# Goal
Print all records exactly, leaving nothing out.

# Saved entries
=======

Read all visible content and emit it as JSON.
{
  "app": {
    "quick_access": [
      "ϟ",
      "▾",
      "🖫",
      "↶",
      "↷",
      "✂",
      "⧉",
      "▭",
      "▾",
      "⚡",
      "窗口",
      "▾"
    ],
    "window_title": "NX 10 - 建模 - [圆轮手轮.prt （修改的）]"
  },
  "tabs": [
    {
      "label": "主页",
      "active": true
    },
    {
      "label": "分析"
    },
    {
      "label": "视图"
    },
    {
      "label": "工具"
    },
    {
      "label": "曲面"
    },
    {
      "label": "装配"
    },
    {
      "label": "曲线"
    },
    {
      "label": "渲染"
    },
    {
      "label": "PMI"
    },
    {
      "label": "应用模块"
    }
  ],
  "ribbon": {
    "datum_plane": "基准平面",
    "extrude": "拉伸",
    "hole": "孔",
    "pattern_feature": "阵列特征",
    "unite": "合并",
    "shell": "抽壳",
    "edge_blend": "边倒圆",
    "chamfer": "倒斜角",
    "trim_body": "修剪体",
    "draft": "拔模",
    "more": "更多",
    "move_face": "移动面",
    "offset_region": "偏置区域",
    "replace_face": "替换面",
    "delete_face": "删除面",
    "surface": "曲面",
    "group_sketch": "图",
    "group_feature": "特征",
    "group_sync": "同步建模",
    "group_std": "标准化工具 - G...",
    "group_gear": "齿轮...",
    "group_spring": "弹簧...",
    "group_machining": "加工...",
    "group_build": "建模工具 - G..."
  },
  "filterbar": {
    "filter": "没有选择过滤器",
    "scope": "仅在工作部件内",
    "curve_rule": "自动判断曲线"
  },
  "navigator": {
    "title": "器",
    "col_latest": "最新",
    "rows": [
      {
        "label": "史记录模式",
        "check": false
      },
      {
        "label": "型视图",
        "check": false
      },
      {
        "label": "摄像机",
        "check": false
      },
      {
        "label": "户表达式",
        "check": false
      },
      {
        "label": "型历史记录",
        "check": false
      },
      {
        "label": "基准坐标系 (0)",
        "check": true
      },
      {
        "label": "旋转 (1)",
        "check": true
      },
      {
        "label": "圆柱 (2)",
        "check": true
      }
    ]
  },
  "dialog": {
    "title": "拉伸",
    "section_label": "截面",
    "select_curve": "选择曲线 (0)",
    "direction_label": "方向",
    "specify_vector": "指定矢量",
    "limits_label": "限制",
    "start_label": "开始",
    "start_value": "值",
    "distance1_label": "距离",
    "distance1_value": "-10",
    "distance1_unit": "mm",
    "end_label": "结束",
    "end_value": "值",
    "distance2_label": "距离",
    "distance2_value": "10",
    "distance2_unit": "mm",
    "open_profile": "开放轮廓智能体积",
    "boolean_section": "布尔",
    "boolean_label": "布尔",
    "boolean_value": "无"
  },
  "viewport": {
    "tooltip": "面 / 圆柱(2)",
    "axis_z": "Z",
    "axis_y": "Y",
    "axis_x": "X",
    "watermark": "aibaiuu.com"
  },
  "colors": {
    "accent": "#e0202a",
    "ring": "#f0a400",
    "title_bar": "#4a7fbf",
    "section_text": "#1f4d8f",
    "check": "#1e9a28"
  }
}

=======

# Full answer
Read all visible content and emit it as JSON.
{
  "app": {
    "quick_access": [
      "ϟ",
      "▾",
      "🖫",
      "↶",
      "↷",
      "✂",
      "⧉",
      "▭",
      "▾",
      "⚡",
      "窗口",
      "▾"
    ],
    "window_title": "NX 10 - 建模 - [圆轮手轮.prt （修改的）]"
  },
  "tabs": [
    {
      "label": "主页",
      "active": true
    },
    {
      "label": "分析"
    },
    {
      "label": "视图"
    },
    {
      "label": "工具"
    },
    {
      "label": "曲面"
    },
    {
      "label": "装配"
    },
    {
      "label": "曲线"
    },
    {
      "label": "渲染"
    },
    {
      "label": "PMI"
    },
    {
      "label": "应用模块"
    }
  ],
  "ribbon": {
    "datum_plane": "基准平面",
    "extrude": "拉伸",
    "hole": "孔",
    "pattern_feature": "阵列特征",
    "unite": "合并",
    "shell": "抽壳",
    "edge_blend": "边倒圆",
    "chamfer": "倒斜角",
    "trim_body": "修剪体",
    "draft": "拔模",
    "more": "更多",
    "move_face": "移动面",
    "offset_region": "偏置区域",
    "replace_face": "替换面",
    "delete_face": "删除面",
    "surface": "曲面",
    "group_sketch": "图",
    "group_feature": "特征",
    "group_sync": "同步建模",
    "group_std": "标准化工具 - G...",
    "group_gear": "齿轮...",
    "group_spring": "弹簧...",
    "group_machining": "加工...",
    "group_build": "建模工具 - G..."
  },
  "filterbar": {
    "filter": "没有选择过滤器",
    "scope": "仅在工作部件内",
    "curve_rule": "自动判断曲线"
  },
  "navigator": {
    "title": "器",
    "col_latest": "最新",
    "rows": [
      {
        "label": "史记录模式",
        "check": false
      },
      {
        "label": "型视图",
        "check": false
      },
      {
        "label": "摄像机",
        "check": false
      },
      {
        "label": "户表达式",
        "check": false
      },
      {
        "label": "型历史记录",
        "check": false
      },
      {
        "label": "基准坐标系 (0)",
        "check": true
      },
      {
        "label": "旋转 (1)",
        "check": true
      },
      {
        "label": "圆柱 (2)",
        "check": true
      }
    ]
  },
  "dialog": {
    "title": "拉伸",
    "section_label": "截面",
    "select_curve": "选择曲线 (0)",
    "direction_label": "方向",
    "specify_vector": "指定矢量",
    "limits_label": "限制",
    "start_label": "开始",
    "start_value": "值",
    "distance1_label": "距离",
    "distance1_value": "-10",
    "distance1_unit": "mm",
    "end_label": "结束",
    "end_value": "值",
    "distance2_label": "距离",
    "distance2_value": "10",
    "distance2_unit": "mm",
    "open_profile": "开放轮廓智能体积",
    "boolean_section": "布尔",
    "boolean_label": "布尔",
    "boolean_value": "无"
  },
  "viewport": {
    "tooltip": "面 / 圆柱(2)",
    "axis_z": "Z",
    "axis_y": "Y",
    "axis_x": "X",
    "watermark": "aibaiuu.com"
  },
  "colors": {
    "accent": "#e0202a",
    "ring": "#f0a400",
    "title_bar": "#4a7fbf",
    "section_text": "#1f4d8f",
    "check": "#1e9a28"
  }
}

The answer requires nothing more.